Directions ::
Where the string "Forwarding" appears in a line of the data, show that line.

Task data ::
☆ ☆ ☆ ☆ ☆ ☆ ☆
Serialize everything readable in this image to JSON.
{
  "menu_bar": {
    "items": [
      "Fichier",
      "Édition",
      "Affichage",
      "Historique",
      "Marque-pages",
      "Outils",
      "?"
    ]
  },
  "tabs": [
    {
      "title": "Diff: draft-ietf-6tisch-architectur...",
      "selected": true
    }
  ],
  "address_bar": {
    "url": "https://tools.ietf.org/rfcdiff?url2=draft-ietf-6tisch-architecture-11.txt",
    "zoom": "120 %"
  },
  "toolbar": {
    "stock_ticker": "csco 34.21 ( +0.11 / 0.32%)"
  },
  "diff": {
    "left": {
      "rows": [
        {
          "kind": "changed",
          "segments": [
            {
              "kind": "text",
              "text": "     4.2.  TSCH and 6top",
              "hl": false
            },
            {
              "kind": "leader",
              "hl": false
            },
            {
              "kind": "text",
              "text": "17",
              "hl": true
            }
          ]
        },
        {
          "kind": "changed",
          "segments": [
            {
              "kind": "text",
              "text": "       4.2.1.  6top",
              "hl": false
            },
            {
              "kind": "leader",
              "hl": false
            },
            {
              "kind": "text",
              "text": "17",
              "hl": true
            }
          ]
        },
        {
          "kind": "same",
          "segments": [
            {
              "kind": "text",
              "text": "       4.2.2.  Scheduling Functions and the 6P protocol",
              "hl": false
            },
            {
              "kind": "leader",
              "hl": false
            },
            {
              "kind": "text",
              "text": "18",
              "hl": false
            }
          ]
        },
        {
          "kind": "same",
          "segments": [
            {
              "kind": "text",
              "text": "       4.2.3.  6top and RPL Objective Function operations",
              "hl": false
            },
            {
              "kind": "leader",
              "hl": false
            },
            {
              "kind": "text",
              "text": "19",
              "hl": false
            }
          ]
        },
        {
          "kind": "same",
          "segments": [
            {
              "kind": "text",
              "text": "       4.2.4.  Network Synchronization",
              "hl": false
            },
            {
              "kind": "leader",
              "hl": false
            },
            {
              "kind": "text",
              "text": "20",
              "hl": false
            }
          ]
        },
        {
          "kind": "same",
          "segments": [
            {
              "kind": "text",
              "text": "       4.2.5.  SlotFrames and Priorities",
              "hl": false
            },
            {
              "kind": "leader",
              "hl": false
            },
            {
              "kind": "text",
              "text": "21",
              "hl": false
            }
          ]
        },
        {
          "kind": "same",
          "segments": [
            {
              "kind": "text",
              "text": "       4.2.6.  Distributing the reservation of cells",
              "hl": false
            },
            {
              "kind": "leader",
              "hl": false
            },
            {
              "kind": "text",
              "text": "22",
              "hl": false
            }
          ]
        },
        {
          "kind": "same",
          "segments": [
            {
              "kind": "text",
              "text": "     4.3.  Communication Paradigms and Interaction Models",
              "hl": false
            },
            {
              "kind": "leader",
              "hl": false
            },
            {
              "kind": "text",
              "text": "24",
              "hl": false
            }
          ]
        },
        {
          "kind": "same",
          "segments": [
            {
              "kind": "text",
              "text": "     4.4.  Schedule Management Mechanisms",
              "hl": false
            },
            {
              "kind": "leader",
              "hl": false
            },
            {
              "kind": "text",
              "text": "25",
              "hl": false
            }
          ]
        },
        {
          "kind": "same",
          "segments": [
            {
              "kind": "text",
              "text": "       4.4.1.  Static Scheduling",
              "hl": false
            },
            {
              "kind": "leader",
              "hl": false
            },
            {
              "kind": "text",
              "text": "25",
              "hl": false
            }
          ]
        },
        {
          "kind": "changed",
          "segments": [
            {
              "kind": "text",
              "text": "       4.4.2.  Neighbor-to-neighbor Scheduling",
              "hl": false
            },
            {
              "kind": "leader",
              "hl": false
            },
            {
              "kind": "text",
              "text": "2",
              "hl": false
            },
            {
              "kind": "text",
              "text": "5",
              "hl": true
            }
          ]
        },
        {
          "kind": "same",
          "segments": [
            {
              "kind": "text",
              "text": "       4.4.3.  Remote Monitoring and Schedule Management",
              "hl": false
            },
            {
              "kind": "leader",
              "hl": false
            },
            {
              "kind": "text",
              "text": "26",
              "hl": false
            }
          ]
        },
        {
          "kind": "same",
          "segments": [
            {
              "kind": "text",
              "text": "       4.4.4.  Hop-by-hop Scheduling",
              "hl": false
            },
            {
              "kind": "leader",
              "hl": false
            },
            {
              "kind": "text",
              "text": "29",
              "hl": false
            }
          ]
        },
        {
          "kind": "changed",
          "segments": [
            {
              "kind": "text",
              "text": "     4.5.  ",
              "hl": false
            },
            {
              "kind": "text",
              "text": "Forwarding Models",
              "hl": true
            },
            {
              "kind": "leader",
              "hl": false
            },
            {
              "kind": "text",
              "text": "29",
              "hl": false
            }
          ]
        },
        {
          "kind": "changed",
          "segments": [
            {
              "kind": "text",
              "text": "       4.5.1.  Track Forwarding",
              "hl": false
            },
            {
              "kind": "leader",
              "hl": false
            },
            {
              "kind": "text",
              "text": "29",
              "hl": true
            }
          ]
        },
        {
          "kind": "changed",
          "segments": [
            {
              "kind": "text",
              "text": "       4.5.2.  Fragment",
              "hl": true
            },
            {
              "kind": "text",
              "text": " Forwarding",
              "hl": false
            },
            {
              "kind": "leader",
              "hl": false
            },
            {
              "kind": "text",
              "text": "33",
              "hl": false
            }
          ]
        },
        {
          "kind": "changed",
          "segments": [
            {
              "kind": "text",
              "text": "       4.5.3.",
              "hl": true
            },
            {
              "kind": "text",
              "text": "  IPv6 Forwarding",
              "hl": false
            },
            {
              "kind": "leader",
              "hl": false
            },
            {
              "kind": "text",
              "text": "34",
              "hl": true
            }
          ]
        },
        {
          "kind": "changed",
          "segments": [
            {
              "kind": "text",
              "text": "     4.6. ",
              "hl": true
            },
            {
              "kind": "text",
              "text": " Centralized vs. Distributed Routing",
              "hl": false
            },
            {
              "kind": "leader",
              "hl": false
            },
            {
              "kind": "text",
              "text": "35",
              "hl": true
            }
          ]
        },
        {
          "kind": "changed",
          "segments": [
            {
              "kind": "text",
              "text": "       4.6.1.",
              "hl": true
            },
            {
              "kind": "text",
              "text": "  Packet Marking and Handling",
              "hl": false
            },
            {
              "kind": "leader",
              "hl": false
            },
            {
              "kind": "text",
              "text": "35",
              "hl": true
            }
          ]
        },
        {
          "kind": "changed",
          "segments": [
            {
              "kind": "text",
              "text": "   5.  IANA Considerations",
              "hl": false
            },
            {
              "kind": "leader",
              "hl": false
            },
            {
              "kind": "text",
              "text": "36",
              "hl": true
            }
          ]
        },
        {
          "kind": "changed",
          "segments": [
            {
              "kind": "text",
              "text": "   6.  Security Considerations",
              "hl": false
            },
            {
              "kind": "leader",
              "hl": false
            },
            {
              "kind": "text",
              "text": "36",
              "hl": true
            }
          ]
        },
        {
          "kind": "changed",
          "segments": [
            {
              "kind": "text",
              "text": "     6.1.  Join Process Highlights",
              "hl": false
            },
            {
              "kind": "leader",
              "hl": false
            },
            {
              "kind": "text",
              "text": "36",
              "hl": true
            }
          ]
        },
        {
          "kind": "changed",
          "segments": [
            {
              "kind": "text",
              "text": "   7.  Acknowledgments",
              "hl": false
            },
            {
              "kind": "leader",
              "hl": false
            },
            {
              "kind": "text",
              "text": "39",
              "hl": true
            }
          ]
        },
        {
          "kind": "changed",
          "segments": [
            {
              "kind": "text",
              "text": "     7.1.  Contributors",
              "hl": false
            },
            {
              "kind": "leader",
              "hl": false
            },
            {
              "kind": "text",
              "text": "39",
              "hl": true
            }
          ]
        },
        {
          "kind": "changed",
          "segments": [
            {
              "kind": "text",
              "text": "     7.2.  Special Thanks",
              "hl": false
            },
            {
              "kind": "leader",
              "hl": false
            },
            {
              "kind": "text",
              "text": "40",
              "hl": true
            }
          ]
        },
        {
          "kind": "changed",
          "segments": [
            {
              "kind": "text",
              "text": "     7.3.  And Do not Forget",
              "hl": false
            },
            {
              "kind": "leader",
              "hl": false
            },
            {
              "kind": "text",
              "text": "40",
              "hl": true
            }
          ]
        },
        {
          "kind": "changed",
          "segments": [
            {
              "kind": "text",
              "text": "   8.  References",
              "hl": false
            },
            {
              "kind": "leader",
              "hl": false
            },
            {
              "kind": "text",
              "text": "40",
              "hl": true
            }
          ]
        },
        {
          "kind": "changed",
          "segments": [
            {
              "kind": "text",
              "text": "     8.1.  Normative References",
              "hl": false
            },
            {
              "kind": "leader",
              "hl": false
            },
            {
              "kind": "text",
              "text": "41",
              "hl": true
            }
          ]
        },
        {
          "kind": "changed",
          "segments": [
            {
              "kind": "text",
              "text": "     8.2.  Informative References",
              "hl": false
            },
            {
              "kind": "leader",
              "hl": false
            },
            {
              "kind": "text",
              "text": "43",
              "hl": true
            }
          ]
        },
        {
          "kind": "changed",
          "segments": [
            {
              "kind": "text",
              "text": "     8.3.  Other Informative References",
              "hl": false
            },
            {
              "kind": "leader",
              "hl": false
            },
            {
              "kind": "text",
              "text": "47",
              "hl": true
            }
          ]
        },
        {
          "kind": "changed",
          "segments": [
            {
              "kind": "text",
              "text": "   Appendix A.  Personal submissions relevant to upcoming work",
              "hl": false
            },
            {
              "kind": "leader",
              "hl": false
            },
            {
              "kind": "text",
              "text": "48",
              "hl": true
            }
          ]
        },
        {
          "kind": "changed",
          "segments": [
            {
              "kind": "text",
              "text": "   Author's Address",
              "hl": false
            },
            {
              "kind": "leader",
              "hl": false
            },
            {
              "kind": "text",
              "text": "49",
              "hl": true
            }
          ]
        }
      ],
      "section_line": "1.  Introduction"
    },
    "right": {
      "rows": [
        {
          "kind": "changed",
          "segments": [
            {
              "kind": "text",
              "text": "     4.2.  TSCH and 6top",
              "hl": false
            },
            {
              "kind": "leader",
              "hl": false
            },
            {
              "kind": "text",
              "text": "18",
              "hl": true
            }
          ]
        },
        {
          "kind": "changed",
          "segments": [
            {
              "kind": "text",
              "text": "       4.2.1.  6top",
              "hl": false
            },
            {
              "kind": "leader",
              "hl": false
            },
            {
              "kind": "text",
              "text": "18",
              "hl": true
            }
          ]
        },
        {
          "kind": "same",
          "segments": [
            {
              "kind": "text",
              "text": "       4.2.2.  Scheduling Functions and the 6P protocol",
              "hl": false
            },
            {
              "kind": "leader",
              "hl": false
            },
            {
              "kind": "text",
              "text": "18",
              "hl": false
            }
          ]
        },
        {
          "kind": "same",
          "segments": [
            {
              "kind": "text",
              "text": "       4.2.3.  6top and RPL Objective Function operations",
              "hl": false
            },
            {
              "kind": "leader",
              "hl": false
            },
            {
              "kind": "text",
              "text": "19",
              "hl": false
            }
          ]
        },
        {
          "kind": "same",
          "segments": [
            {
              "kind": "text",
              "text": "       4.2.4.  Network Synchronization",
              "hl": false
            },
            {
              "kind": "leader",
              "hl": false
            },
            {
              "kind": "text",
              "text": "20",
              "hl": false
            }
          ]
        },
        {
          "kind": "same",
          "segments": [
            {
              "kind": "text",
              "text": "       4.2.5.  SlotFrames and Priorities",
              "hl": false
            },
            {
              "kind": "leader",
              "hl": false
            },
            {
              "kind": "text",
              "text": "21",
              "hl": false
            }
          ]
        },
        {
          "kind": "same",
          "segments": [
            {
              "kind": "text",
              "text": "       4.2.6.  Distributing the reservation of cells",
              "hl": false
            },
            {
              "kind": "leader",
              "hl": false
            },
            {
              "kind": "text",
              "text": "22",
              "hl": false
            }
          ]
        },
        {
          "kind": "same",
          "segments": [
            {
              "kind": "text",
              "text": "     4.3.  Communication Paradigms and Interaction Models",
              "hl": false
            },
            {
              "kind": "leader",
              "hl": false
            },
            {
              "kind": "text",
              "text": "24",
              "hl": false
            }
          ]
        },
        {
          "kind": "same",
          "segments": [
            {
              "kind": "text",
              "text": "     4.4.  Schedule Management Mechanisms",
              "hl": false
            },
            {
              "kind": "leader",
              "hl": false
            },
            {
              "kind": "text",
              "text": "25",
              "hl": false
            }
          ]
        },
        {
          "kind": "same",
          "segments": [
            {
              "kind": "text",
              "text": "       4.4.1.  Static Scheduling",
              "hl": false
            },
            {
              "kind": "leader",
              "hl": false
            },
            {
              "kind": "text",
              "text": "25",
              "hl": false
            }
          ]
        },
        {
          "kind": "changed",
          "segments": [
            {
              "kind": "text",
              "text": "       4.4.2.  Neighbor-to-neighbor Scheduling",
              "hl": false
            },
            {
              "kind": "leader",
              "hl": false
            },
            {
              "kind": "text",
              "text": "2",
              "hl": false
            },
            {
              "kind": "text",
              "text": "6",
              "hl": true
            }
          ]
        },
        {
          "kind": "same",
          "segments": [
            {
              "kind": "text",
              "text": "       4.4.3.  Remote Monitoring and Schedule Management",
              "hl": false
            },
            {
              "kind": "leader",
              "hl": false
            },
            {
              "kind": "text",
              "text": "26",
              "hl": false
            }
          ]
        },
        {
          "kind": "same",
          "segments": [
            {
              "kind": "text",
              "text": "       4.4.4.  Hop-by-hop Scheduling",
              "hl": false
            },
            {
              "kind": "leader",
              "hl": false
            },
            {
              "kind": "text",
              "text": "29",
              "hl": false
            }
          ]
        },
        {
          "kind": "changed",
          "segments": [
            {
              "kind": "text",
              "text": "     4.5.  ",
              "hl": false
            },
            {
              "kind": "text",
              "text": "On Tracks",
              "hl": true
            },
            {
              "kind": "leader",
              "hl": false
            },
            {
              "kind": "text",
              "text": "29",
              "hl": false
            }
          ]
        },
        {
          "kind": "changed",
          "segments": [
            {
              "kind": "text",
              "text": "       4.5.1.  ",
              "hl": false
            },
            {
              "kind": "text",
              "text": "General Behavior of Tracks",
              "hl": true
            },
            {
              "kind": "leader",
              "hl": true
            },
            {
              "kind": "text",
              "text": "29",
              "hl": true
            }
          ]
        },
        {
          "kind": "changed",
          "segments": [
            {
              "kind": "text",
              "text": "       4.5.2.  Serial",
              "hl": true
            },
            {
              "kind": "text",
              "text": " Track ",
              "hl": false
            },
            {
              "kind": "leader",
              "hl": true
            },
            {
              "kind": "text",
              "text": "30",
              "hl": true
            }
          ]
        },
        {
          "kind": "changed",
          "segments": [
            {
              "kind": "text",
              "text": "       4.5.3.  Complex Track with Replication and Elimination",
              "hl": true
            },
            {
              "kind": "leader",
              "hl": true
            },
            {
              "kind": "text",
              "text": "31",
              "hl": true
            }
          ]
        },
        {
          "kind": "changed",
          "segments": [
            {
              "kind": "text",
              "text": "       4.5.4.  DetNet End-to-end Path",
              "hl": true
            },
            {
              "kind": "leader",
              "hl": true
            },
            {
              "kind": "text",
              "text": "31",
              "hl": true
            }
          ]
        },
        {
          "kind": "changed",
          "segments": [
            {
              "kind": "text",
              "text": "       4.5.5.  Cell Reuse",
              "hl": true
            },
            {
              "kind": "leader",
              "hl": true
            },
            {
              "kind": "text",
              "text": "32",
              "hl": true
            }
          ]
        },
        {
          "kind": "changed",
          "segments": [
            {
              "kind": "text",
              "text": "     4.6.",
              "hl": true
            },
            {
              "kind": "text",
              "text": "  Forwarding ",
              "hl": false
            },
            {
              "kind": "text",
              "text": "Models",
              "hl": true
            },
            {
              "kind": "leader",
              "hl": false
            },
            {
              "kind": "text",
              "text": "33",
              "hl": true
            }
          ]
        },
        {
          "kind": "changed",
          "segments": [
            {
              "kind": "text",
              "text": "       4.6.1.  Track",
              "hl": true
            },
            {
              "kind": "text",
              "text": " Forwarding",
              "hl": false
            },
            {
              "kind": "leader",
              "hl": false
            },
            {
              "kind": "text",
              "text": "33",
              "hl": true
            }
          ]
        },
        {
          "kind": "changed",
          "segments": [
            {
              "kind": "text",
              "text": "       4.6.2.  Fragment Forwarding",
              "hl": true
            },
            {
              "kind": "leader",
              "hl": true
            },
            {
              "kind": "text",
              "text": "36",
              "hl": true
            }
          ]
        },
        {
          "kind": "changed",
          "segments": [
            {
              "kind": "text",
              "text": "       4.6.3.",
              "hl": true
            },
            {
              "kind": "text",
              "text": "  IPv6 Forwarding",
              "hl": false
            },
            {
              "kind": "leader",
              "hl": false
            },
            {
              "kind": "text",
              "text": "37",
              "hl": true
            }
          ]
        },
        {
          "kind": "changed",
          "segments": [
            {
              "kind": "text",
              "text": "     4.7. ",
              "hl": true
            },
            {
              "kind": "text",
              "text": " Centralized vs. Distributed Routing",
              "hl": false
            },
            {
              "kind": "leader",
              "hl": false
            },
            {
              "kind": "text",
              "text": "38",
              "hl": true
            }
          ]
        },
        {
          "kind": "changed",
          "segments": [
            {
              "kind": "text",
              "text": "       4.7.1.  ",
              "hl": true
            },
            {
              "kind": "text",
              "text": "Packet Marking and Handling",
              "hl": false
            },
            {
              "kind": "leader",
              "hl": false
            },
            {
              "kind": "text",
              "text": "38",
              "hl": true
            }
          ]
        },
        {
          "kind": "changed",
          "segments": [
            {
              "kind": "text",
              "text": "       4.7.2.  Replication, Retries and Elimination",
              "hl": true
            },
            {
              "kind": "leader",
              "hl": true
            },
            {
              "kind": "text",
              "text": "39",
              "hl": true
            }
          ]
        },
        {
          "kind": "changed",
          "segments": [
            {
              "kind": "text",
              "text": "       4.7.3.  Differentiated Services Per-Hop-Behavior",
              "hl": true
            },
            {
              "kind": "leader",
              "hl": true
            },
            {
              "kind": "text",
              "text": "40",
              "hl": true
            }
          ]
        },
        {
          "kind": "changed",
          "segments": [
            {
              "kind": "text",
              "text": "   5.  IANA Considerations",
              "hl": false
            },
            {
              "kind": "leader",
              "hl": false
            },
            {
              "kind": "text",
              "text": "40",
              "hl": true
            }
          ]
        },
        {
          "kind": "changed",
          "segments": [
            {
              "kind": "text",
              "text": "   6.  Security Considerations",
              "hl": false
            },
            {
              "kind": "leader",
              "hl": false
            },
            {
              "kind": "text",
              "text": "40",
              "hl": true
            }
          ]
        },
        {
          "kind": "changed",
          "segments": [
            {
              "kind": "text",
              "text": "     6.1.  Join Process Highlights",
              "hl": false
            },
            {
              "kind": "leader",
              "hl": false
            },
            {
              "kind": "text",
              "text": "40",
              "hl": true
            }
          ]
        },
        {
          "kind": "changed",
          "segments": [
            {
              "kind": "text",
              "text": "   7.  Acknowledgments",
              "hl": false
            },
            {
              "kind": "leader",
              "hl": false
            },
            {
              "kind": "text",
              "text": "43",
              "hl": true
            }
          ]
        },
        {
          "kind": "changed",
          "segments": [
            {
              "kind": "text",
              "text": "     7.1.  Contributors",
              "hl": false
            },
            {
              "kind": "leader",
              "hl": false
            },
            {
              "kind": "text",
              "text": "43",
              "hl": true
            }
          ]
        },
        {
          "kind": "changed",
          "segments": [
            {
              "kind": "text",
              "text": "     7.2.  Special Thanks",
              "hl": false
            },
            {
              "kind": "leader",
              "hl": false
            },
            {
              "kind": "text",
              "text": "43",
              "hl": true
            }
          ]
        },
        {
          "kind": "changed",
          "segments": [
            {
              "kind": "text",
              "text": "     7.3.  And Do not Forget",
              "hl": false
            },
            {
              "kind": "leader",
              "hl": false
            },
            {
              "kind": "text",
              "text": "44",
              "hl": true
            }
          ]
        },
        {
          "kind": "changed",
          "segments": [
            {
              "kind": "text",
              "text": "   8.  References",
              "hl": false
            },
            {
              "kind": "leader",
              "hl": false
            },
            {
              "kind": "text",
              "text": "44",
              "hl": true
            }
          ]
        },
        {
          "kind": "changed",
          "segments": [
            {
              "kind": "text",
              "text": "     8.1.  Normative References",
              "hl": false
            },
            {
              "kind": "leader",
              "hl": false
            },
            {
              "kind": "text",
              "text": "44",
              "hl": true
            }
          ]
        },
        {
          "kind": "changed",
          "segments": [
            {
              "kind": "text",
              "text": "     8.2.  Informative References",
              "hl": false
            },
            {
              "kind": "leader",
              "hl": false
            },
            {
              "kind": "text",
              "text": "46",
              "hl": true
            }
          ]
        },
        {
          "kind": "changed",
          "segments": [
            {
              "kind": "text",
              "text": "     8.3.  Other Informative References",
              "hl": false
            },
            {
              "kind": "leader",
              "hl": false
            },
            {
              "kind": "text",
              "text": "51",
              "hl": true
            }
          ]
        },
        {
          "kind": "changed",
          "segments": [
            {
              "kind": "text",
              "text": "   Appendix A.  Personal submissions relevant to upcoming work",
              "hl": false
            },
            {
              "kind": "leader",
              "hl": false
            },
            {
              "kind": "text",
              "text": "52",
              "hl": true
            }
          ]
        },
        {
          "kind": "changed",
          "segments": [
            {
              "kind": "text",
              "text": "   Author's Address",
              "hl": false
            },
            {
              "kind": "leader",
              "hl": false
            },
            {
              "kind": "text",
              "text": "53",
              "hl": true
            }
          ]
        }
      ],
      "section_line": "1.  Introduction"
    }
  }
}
☆ ☆ ☆ ☆ ☆ ☆ ☆
Output of the exercise ::
              "text": "Forwarding Models",
              "text": "       4.5.1.  Track Forwarding",
              "text": " Forwarding",
              "text": "  IPv6 Forwarding",
              "text": "  Forwarding ",
              "text": " Forwarding",
              "text": "       4.6.2.  Fragment Forwarding",
              "text": "  IPv6 Forwarding",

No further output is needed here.